* Excerpt provided:

%%

This is a deterrent, not a security boundary. Determined people can bypass client-side protections. A few realities:
- Someone can disable JavaScript entirely and view your HTML source.
- A proxy (Fiddler, Charles, mitmproxy) captures network traffic regardless.
- Browser extensions can inject scripts before your code runs.
- The truly motivated will just read the minified bundle.
Real security happens server-side — auth, rate limiting, input validation, access control. This library is about raising the effort required for casual inspection, not replacing actual security architecture.
That said, it does stop the vast majority of curious users who just hit F12 to see what's going on. And for many apps, that's exactly what you need.
- CSP controls what scripts can run, not whether DevTools can open.
- Obfuscation makes code harder to read but doesn't prevent inspection.
- This actively detects and responds to DevTools being open.
They're complementary. Use all of them if you're serious about it.
Works on all modern browsers (Chrome, Firefox, Safari, Edge). The debugger timing trap is the most reliable detection method and works across all of them. The element probe is Chrome/Edge-specific (Firefox and Safari don't evaluate console-logged objects the same way), but the timing trap covers those browsers.

%%

* Brief: Please write out everything in the passage on DevTools detection from "That said, it" down to "DevTools being open.", word for word.

* Extracted material:
%%

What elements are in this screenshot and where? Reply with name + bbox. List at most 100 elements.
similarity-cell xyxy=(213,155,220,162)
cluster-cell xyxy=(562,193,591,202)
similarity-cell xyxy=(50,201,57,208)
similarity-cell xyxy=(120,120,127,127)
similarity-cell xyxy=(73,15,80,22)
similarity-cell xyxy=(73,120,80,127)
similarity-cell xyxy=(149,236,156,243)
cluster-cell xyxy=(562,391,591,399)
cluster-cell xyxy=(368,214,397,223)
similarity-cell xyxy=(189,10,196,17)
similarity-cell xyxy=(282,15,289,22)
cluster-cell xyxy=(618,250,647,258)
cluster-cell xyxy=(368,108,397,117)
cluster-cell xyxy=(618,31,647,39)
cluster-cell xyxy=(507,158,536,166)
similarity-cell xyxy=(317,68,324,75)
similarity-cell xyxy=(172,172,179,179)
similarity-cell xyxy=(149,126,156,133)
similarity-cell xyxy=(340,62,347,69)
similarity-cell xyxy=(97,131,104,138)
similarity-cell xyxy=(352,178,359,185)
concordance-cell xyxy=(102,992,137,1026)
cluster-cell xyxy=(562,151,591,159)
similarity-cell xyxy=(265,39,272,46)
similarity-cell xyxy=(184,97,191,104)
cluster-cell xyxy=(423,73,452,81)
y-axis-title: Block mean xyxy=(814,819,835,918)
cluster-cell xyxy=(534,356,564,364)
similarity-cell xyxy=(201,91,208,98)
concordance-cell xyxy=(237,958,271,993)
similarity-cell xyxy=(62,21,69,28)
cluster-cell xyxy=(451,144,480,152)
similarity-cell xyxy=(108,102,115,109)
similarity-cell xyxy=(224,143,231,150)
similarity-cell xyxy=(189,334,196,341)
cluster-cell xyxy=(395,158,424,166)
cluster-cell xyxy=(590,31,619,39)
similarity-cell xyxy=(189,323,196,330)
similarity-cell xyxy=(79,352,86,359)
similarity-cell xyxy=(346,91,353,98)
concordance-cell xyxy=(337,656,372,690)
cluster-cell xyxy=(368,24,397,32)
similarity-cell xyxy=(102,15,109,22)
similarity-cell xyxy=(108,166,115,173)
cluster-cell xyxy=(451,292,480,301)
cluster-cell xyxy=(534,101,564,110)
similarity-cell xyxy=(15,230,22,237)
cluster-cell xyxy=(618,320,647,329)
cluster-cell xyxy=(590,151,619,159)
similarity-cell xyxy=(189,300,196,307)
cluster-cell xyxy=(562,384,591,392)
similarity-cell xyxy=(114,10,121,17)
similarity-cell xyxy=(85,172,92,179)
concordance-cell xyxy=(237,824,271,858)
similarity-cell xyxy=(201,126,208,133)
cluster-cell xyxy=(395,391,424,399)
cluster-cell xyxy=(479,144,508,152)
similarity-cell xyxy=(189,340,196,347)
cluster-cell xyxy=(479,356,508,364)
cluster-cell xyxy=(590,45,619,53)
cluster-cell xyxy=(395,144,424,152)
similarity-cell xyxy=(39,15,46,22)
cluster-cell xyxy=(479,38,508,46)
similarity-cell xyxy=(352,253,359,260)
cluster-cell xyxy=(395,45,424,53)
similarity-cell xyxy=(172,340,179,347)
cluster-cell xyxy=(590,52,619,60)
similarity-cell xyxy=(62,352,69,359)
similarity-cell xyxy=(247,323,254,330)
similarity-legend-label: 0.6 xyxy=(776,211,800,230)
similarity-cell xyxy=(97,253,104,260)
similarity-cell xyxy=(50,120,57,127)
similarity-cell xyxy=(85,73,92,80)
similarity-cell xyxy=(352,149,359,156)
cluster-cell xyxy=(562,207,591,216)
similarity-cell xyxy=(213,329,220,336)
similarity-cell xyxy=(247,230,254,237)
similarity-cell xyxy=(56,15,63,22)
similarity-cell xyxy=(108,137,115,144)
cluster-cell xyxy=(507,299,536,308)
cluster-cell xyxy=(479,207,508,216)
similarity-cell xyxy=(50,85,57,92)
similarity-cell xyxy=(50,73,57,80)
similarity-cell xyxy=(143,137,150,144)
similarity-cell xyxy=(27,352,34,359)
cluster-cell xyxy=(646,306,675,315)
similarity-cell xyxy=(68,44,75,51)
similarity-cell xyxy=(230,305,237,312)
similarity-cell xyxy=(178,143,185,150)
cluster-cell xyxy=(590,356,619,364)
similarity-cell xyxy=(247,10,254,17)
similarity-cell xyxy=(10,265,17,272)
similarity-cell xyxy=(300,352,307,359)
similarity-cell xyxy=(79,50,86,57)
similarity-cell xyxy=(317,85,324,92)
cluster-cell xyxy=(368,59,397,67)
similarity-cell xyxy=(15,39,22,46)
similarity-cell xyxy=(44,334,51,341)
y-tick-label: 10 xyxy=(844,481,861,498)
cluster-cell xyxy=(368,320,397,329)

%%

* Output for this exercise:
That said, it does stop the vast majority of curious users who just hit F12 to see what's going on. And for many apps, that's exactly what you need.
- CSP controls what scripts can run, not whether DevTools can open.
- Obfuscation makes code harder to read but doesn't prevent inspection.
- This actively detects and responds to DevTools being open.